++++ Source records ++++
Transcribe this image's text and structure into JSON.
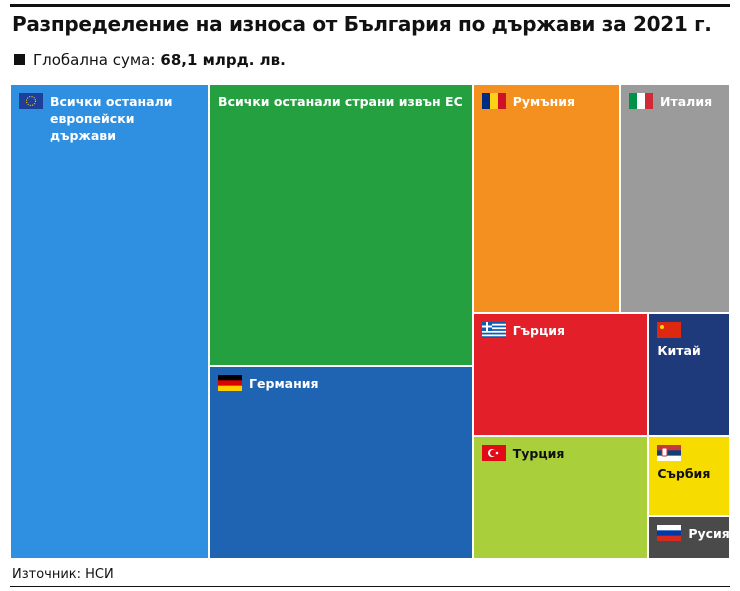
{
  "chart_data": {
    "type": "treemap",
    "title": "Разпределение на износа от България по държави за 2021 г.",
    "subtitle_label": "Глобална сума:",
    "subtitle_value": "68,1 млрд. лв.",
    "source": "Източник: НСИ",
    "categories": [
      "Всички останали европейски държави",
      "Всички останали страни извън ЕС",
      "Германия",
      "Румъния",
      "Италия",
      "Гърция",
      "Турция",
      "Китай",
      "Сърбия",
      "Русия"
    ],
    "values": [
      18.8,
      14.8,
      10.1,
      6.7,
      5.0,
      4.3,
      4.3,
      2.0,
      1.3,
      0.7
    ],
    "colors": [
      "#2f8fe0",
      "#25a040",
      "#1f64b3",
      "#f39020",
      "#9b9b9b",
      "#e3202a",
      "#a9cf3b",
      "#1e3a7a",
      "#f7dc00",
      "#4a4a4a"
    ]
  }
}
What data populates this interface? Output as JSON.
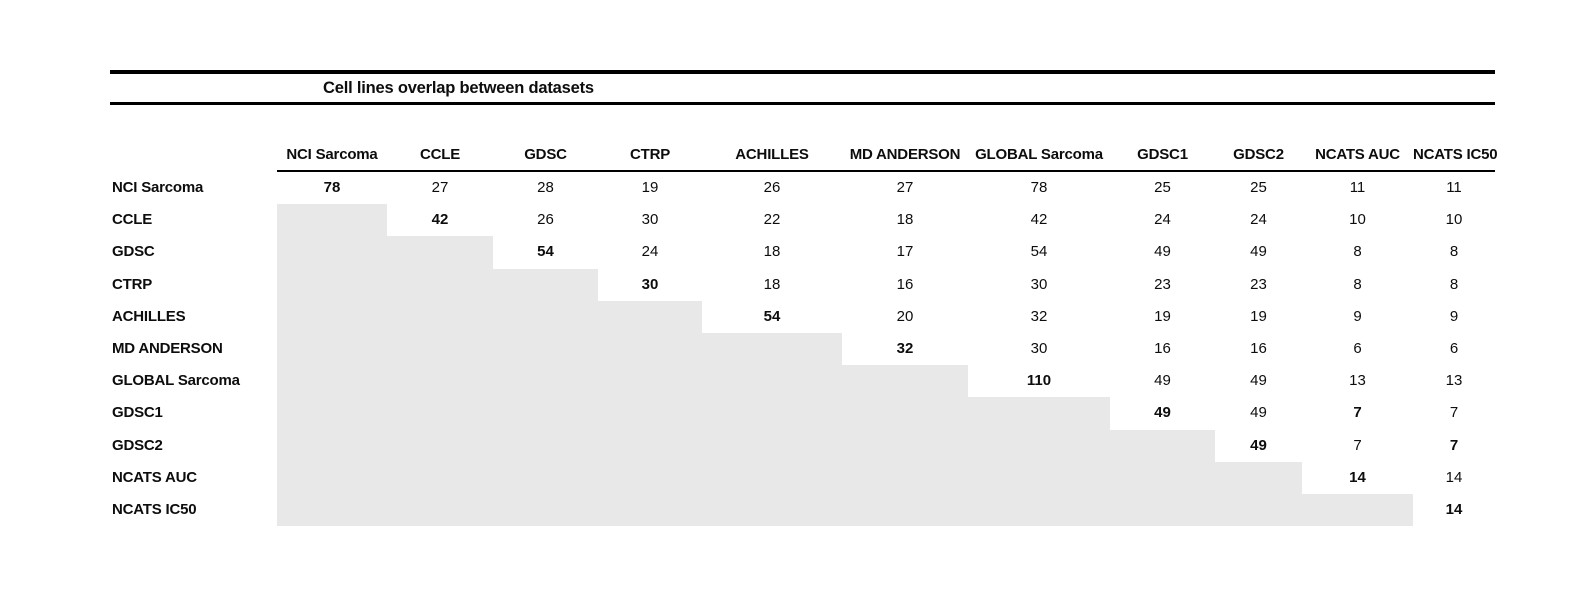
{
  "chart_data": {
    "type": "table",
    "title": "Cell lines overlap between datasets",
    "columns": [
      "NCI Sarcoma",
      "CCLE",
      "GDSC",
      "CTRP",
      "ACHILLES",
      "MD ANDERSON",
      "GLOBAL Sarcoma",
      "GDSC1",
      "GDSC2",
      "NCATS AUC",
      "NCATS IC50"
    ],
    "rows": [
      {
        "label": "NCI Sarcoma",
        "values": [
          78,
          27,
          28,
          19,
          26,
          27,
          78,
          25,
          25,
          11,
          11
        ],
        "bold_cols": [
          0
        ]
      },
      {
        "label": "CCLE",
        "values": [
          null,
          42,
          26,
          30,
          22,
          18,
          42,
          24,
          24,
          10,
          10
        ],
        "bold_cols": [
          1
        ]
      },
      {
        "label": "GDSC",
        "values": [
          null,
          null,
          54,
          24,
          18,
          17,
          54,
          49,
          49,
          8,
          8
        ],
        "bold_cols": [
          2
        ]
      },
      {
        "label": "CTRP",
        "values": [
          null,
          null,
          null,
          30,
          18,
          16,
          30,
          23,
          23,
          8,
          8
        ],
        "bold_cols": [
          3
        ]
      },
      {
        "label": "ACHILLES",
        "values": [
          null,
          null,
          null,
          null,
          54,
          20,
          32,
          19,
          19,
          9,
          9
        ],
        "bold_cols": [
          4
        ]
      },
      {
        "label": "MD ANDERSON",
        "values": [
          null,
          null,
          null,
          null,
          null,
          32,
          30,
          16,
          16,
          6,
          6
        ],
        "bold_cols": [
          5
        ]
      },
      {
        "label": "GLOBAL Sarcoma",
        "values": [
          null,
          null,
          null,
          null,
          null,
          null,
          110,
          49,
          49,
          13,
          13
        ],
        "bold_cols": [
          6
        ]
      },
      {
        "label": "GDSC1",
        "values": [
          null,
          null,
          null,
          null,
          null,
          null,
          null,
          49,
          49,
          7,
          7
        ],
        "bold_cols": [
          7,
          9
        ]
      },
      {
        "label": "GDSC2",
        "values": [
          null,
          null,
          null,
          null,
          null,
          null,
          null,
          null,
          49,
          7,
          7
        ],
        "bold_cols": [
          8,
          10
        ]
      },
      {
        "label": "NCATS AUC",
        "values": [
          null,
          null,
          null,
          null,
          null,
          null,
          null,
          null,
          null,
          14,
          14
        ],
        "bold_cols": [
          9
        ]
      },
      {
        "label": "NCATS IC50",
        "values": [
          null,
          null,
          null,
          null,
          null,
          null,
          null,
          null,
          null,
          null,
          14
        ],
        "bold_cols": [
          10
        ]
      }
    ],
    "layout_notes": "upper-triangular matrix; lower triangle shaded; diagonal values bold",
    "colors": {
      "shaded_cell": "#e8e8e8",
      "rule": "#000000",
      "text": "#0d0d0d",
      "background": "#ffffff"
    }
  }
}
++++
## Instruction
Show each line of the listing that holds the string "GLOBAL".

## Result of this task
      "GLOBAL Sarcoma",
        "label": "GLOBAL Sarcoma",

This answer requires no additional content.